▸ DATA TO PROCESS:
------------

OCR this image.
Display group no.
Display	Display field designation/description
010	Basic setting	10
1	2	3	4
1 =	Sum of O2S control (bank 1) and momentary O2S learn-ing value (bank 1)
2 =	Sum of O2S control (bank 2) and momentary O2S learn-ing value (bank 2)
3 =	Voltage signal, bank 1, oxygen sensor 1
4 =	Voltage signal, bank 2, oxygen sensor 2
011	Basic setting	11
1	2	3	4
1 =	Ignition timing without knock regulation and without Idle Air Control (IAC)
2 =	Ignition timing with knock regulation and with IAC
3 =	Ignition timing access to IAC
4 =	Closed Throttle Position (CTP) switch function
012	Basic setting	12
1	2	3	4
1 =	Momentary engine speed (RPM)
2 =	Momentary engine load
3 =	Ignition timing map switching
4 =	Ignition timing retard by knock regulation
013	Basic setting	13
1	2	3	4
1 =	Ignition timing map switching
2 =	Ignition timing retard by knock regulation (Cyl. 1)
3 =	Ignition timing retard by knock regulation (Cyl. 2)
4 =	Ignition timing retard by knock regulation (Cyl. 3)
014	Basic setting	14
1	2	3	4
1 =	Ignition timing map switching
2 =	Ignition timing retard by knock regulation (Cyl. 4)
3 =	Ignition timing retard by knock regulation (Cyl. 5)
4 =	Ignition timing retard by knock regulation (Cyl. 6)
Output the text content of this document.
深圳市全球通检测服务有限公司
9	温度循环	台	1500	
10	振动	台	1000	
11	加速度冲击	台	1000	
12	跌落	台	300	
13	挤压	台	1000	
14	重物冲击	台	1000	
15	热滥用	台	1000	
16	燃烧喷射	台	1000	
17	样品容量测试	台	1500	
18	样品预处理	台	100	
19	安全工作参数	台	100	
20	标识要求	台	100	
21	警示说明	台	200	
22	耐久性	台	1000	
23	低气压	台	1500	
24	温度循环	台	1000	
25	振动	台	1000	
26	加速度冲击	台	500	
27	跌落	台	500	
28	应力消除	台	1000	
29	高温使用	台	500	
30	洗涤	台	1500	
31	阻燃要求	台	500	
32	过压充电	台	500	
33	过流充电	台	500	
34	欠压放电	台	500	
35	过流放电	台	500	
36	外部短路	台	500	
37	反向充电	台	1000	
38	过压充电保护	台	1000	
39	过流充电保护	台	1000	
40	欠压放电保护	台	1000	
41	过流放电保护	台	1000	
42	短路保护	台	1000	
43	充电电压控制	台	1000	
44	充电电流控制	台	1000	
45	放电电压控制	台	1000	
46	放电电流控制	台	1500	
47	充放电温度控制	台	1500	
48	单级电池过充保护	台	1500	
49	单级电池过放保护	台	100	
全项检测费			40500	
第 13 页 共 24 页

------------

▸ TASK TO COMPLETE: Give only the number of lines in the data that hold the string "sensor".

▸ CORRECT ANSWER: 2